By January of this year, companies that made foods containing detectable modified genetic materials were required to label them with a USDA-approved logo.

To help its customers meet that deadline, Toledo, Ohio-based Bollin Label Systems created a new bioengineered label with the approved logo, said Helen Darrah, Bollin’s executive director of sales and marketing.

Also new from Bollin is a sesame allergen label, the latest addition to the company’s Icon Allergen Label series.

Sesame was recently named the ninth major food allergen in the US, requiring it to be declared on food labels beginning Jan. 1, 2023. 

And finally, based on customer requests, Bollin has added new flavor labels to its catalog of stocked items. New entries include quinoa, seeded, olive, sesame and mint. 

There are no other federal labeling regulations on the immediate horizon, but the company is designed to act quickly to keep its customers up to speed when new demands on their products are made.

“We’re always tracking and make sure we are keeping up to date of any new developments that pertain to the legality of food labeling claims, especially with it comes to FSIS regulations for meat and poultry labeling,” Darrah said.

Demand for labels undoubtedly jumped when the pandemic began, and it continues to be strong, Darrah said. 

Transparent and tamper resistant labels in particular continue to be in high demand.

“Customers want grocery labels that are easy to read and not misleading,” she said. “They want assurance and peace of mind knowing what is in their basket is fresh, safe and know where it came from or what the ingredients are.”

Inflation is prompting a surge in demand for private label offerings across a wide range of foods, she added. Bollin has been working with many retailers who are looking to elevate their look and increase brand awareness for the items they make and sell in their stores with attractive labels.

“After losing ground to big-name brands during the pandemic, store offerings have gained momentum as consumers look for cheaper substitutes to save money,” Darrah said.  

Every print convertor company like Bollin is dealing with the same allocations, shortages and delays, Darrah said — the labeling industry’s particular experience of the worldwide supply-chain crisis.

As prices continue to go up, she said, Bollin needs to continue to be smart about purchasing.

“We need to keep encouraging customers to order ahead of time and forecast their needs. Until we get some stability in the marketplace, we need to continue to work the key aspects of resiliency, sustainability, and transparency into our process to enable us to be more successful in the future with our company. And we need to continue to use our mitigation activities.”  

The silver lining, Darrah said, is that the pandemic has caused Bollin to focus on best practices.

Staying focused on best practices gives the company a particular advantage whenever it’s facing challenges and needs to consider some material substitutions, she said.

“We understand the frustration and stress these ongoing supply chain difficulties cause and look at every strategy we can to offer the best solutions to our customers and our company.”

Investing in a digital press several years ago has allowed Bollin to accommodate smaller run sizes, pivot easier, and produce less waste, Darrah said.

Anytime the company can use less material and get more good labels per roll, the better, she added.

> Required tasks:
a: Write out the passage of the Bollin Label Systems article between "To help its" and "sales and marketing.", inclusive.
b: According to the Bollin Label Systems article, starting on what date must sesame be declared on food labels?
c: List the new flavor labels that the Bollin Label Systems article says were added to the company's catalog of stocked items.

> Excerpted data:
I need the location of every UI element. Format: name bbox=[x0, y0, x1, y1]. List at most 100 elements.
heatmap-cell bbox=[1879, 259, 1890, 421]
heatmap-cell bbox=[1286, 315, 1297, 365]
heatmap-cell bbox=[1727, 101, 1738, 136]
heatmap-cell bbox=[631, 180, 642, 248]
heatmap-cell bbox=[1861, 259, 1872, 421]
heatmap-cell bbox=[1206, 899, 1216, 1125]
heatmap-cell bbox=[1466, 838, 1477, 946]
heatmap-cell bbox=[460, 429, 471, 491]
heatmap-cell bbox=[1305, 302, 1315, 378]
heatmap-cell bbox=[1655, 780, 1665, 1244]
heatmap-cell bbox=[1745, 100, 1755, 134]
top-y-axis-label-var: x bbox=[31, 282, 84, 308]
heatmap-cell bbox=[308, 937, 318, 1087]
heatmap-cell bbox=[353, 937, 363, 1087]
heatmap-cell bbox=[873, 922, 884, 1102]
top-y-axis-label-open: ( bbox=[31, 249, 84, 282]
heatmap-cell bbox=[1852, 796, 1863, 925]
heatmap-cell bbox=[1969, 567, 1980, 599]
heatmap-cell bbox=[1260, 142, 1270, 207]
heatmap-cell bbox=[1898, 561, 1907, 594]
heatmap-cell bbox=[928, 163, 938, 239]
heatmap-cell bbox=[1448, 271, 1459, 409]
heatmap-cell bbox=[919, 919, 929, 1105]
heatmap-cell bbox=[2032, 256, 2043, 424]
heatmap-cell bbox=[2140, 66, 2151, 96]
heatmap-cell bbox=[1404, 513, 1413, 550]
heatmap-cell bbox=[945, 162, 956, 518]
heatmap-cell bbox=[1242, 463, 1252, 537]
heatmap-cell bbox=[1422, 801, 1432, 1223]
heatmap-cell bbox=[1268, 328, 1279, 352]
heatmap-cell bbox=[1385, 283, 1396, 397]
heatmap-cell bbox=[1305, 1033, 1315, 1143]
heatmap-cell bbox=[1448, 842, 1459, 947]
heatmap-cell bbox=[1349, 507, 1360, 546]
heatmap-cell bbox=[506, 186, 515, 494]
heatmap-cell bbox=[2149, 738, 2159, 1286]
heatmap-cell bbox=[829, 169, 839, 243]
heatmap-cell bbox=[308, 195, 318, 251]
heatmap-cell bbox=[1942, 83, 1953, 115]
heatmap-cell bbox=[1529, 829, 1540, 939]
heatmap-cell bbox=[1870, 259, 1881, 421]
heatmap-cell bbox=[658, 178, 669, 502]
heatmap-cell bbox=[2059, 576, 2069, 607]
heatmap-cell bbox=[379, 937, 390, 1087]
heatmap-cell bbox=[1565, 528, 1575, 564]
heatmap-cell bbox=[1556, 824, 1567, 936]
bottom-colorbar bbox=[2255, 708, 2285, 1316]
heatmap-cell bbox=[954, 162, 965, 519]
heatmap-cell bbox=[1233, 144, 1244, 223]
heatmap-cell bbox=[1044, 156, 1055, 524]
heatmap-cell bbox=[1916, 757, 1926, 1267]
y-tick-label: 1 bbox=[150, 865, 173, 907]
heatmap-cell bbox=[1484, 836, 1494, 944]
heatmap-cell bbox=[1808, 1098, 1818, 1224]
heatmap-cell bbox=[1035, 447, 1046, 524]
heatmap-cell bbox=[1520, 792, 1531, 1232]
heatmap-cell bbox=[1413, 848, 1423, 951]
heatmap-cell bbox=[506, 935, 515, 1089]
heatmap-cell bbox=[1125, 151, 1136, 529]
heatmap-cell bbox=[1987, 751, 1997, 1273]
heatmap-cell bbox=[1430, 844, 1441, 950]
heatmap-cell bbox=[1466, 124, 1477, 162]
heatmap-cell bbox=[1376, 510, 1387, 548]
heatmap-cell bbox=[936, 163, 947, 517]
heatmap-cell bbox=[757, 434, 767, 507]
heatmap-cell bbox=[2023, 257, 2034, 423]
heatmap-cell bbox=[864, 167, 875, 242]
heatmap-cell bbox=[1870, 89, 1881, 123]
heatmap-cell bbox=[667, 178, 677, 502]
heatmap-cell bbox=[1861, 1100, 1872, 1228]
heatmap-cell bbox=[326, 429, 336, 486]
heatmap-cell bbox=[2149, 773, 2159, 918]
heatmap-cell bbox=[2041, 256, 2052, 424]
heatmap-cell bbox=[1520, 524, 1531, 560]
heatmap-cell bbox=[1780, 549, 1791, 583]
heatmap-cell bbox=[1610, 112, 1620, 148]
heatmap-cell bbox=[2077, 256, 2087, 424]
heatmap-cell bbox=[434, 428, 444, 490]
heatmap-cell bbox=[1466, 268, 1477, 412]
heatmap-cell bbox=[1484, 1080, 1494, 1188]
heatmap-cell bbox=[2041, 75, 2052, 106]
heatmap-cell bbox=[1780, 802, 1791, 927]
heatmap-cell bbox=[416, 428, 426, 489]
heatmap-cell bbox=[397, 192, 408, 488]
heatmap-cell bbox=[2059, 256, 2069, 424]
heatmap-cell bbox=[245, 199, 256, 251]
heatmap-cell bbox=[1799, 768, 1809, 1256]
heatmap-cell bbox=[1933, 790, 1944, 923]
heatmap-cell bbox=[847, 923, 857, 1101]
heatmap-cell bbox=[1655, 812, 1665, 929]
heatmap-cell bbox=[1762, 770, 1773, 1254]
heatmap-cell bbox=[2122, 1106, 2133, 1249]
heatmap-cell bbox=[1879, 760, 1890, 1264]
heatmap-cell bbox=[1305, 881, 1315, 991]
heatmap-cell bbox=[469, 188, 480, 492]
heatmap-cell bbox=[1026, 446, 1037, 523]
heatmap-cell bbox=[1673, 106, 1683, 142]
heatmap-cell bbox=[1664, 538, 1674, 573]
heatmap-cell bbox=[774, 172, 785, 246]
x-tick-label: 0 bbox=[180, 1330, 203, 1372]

> Exercise answers:
a:
To help its customers meet that deadline, Toledo, Ohio-based Bollin Label Systems created a new bioengineered label with the approved logo, said Helen Darrah, Bollin’s executive director of sales and marketing.

b: Jan. 1, 2023

c: quinoa, seeded, olive, sesame, mint